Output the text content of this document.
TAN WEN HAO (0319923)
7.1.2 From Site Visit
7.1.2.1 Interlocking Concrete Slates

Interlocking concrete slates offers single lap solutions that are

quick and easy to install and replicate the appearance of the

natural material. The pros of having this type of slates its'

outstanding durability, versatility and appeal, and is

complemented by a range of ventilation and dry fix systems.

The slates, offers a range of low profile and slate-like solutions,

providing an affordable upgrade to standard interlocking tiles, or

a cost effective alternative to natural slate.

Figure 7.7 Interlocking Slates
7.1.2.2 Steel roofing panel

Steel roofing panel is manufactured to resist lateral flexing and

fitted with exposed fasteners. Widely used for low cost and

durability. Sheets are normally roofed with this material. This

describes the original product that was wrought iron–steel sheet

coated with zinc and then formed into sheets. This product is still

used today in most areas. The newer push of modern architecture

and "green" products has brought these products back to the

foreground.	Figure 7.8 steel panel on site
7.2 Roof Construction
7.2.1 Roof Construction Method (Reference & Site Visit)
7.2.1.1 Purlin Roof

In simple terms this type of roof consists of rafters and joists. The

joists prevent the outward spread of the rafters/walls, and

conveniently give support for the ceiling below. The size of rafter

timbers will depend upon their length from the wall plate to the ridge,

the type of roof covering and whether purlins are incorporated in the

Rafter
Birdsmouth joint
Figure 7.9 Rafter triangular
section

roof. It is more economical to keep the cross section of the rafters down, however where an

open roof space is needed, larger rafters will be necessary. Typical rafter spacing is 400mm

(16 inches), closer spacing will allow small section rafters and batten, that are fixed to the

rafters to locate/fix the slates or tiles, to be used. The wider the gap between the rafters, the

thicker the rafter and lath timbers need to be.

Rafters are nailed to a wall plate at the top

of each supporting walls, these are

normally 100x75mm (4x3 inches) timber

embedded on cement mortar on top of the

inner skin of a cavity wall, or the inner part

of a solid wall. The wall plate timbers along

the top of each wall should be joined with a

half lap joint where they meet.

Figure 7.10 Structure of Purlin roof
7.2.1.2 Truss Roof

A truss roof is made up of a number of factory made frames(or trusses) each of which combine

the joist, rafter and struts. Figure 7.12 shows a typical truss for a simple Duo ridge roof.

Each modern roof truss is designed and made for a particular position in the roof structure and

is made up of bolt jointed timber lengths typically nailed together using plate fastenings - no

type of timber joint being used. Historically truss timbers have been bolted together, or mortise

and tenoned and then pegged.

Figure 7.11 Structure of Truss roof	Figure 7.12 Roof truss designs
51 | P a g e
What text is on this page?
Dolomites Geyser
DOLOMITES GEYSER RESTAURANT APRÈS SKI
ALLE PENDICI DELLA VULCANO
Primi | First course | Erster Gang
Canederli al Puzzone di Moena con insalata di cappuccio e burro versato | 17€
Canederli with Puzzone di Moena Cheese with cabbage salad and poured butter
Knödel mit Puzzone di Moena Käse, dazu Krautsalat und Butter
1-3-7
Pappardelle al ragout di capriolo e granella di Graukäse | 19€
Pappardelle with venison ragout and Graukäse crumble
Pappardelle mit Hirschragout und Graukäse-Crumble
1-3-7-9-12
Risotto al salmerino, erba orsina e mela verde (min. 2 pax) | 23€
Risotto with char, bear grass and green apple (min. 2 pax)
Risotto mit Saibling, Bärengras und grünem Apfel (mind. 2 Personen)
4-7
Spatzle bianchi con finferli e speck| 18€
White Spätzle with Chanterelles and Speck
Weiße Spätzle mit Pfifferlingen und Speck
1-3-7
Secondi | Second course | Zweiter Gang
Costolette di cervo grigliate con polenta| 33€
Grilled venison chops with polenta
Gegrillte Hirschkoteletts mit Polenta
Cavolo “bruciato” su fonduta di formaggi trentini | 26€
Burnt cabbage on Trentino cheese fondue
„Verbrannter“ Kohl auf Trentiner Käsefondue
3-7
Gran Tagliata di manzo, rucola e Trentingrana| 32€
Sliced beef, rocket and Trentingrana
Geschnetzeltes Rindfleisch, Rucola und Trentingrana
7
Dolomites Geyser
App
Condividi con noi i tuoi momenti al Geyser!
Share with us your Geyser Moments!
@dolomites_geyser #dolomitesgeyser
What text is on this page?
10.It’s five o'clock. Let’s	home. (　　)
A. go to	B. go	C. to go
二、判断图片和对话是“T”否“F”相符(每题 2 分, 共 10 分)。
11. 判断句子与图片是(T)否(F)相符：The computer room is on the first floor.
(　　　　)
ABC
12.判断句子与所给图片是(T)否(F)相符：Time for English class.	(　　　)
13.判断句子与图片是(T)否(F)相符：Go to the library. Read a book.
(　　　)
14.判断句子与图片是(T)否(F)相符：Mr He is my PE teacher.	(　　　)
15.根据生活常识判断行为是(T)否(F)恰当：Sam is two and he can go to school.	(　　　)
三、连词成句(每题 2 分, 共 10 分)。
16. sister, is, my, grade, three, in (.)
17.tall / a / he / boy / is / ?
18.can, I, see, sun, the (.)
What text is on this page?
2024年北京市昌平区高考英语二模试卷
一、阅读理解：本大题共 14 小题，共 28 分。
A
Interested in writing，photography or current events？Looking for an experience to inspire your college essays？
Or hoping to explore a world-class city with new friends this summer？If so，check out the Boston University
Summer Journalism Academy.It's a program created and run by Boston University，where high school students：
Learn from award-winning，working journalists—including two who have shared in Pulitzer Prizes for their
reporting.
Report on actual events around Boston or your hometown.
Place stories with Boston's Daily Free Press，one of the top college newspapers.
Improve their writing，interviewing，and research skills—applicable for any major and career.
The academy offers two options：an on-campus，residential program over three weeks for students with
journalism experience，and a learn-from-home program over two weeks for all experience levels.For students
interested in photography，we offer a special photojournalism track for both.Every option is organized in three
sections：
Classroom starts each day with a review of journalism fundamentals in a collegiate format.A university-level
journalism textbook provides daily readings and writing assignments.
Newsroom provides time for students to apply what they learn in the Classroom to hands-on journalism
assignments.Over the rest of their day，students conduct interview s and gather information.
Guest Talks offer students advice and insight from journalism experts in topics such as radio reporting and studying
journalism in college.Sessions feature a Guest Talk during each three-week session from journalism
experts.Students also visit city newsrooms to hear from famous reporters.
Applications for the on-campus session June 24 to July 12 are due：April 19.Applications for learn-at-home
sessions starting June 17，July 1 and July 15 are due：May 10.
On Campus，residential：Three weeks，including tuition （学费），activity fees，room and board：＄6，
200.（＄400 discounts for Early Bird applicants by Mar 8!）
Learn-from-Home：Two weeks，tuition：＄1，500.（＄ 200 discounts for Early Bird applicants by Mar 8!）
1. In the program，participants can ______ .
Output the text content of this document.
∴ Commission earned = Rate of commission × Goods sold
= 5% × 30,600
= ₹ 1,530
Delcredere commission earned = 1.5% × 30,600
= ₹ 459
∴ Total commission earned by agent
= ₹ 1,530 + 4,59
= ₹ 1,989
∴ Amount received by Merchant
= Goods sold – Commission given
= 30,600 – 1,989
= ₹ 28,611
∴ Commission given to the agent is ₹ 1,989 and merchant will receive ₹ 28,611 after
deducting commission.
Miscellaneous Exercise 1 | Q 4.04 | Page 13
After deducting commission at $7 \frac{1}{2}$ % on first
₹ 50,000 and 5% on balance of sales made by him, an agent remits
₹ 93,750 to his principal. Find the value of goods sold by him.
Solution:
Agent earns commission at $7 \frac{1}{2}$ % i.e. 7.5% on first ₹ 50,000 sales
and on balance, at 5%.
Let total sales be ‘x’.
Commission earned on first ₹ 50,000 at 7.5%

*****

§ **GIVEN EXERCISE**
Pull out every line of the records above that contains the word "Trentingrana".

§ **RESPONSE TO THIS EXERCISE**
Gran Tagliata di manzo, rucola e Trentingrana| 32€
Sliced beef, rocket and Trentingrana
Geschnetzeltes Rindfleisch, Rucola und Trentingrana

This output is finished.